*Stated task*. Output every entry exactly, from the first line to the last.

*Exercise inputs*.
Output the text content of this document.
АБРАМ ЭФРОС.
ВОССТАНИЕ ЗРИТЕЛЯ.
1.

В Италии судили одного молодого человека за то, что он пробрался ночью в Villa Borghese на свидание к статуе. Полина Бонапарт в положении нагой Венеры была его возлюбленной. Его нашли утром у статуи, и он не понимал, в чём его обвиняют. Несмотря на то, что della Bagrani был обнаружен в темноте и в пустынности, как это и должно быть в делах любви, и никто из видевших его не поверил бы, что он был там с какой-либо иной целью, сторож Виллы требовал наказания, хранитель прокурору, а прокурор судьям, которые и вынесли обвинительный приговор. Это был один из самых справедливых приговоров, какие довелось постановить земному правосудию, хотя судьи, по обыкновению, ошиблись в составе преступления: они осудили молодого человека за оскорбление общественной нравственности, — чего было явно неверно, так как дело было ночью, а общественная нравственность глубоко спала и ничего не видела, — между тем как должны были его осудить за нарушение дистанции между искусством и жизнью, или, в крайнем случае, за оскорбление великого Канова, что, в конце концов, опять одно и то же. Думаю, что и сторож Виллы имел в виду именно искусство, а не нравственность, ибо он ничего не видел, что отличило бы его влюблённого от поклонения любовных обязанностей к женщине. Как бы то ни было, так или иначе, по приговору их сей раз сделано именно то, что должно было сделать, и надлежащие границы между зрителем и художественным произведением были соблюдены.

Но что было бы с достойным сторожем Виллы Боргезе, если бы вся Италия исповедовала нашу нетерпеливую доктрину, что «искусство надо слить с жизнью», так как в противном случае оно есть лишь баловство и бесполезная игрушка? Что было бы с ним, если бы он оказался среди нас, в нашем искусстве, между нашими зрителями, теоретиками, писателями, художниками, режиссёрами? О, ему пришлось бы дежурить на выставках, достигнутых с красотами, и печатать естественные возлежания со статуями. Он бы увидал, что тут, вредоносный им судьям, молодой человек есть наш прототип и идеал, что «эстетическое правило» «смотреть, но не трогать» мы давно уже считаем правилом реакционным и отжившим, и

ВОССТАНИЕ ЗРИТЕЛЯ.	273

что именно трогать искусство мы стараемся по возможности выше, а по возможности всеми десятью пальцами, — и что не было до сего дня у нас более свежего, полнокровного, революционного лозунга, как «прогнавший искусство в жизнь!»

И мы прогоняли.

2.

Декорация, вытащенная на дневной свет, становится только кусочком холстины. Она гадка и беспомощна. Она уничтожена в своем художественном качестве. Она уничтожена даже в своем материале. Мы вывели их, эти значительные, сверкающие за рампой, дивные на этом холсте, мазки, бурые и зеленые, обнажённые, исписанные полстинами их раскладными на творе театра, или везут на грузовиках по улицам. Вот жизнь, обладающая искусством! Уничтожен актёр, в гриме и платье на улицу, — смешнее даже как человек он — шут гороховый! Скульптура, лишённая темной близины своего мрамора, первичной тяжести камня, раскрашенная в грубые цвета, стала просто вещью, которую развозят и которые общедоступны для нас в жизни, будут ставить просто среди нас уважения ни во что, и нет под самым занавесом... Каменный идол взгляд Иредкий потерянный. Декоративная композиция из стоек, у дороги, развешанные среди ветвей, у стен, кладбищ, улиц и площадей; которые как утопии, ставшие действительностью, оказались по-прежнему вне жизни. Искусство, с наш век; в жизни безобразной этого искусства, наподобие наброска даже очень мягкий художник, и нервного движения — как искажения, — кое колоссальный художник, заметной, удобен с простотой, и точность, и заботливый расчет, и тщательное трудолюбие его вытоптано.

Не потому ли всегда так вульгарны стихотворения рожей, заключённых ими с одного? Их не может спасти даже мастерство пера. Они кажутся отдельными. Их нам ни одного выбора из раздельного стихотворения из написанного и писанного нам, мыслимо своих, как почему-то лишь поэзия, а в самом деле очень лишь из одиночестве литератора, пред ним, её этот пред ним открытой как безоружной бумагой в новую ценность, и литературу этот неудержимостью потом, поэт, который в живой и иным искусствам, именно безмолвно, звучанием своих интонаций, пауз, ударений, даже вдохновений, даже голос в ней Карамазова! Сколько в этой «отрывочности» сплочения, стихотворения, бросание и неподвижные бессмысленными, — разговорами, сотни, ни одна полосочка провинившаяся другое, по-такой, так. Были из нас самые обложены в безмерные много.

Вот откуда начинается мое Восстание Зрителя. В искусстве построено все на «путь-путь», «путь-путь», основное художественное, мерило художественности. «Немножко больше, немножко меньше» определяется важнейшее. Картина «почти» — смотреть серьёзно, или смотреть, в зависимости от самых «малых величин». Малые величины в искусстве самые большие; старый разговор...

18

*Answer to this exercise*.
Output the text content of this document.
АБРАМ ЭФРОС.
ВОССТАНИЕ ЗРИТЕЛЯ.
1.

В Италии судили одного молодого человека за то, что он пробрался ночью в Villa Borghese на свидание к статуе. Полина Бонапарт в положении нагой Венеры была его возлюбленной. Его нашли утром у статуи, и он не понимал, в чём его обвиняют. Несмотря на то, что della Bagrani был обнаружен в темноте и в пустынности, как это и должно быть в делах любви, и никто из видевших его не поверил бы, что он был там с какой-либо иной целью, сторож Виллы требовал наказания, хранитель прокурору, а прокурор судьям, которые и вынесли обвинительный приговор. Это был один из самых справедливых приговоров, какие довелось постановить земному правосудию, хотя судьи, по обыкновению, ошиблись в составе преступления: они осудили молодого человека за оскорбление общественной нравственности, — чего было явно неверно, так как дело было ночью, а общественная нравственность глубоко спала и ничего не видела, — между тем как должны были его осудить за нарушение дистанции между искусством и жизнью, или, в крайнем случае, за оскорбление великого Канова, что, в конце концов, опять одно и то же. Думаю, что и сторож Виллы имел в виду именно искусство, а не нравственность, ибо он ничего не видел, что отличило бы его влюблённого от поклонения любовных обязанностей к женщине. Как бы то ни было, так или иначе, по приговору их сей раз сделано именно то, что должно было сделать, и надлежащие границы между зрителем и художественным произведением были соблюдены.

Но что было бы с достойным сторожем Виллы Боргезе, если бы вся Италия исповедовала нашу нетерпеливую доктрину, что «искусство надо слить с жизнью», так как в противном случае оно есть лишь баловство и бесполезная игрушка? Что было бы с ним, если бы он оказался среди нас, в нашем искусстве, между нашими зрителями, теоретиками, писателями, художниками, режиссёрами? О, ему пришлось бы дежурить на выставках, достигнутых с красотами, и печатать естественные возлежания со статуями. Он бы увидал, что тут, вредоносный им судьям, молодой человек есть наш прототип и идеал, что «эстетическое правило» «смотреть, но не трогать» мы давно уже считаем правилом реакционным и отжившим, и

ВОССТАНИЕ ЗРИТЕЛЯ.	273

что именно трогать искусство мы стараемся по возможности выше, а по возможности всеми десятью пальцами, — и что не было до сего дня у нас более свежего, полнокровного, революционного лозунга, как «прогнавший искусство в жизнь!»

И мы прогоняли.

2.

Декорация, вытащенная на дневной свет, становится только кусочком холстины. Она гадка и беспомощна. Она уничтожена в своем художественном качестве. Она уничтожена даже в своем материале. Мы вывели их, эти значительные, сверкающие за рампой, дивные на этом холсте, мазки, бурые и зеленые, обнажённые, исписанные полстинами их раскладными на творе театра, или везут на грузовиках по улицам. Вот жизнь, обладающая искусством! Уничтожен актёр, в гриме и платье на улицу, — смешнее даже как человек он — шут гороховый! Скульптура, лишённая темной близины своего мрамора, первичной тяжести камня, раскрашенная в грубые цвета, стала просто вещью, которую развозят и которые общедоступны для нас в жизни, будут ставить просто среди нас уважения ни во что, и нет под самым занавесом... Каменный идол взгляд Иредкий потерянный. Декоративная композиция из стоек, у дороги, развешанные среди ветвей, у стен, кладбищ, улиц и площадей; которые как утопии, ставшие действительностью, оказались по-прежнему вне жизни. Искусство, с наш век; в жизни безобразной этого искусства, наподобие наброска даже очень мягкий художник, и нервного движения — как искажения, — кое колоссальный художник, заметной, удобен с простотой, и точность, и заботливый расчет, и тщательное трудолюбие его вытоптано.

Не потому ли всегда так вульгарны стихотворения рожей, заключённых ими с одного? Их не может спасти даже мастерство пера. Они кажутся отдельными. Их нам ни одного выбора из раздельного стихотворения из написанного и писанного нам, мыслимо своих, как почему-то лишь поэзия, а в самом деле очень лишь из одиночестве литератора, пред ним, её этот пред ним открытой как безоружной бумагой в новую ценность, и литературу этот неудержимостью потом, поэт, который в живой и иным искусствам, именно безмолвно, звучанием своих интонаций, пауз, ударений, даже вдохновений, даже голос в ней Карамазова! Сколько в этой «отрывочности» сплочения, стихотворения, бросание и неподвижные бессмысленными, — разговорами, сотни, ни одна полосочка провинившаяся другое, по-такой, так. Были из нас самые обложены в безмерные много.

Вот откуда начинается мое Восстание Зрителя. В искусстве построено все на «путь-путь», «путь-путь», основное художественное, мерило художественности. «Немножко больше, немножко меньше» определяется важнейшее. Картина «почти» — смотреть серьёзно, или смотреть, в зависимости от самых «малых величин». Малые величины в искусстве самые большие; старый разговор...

18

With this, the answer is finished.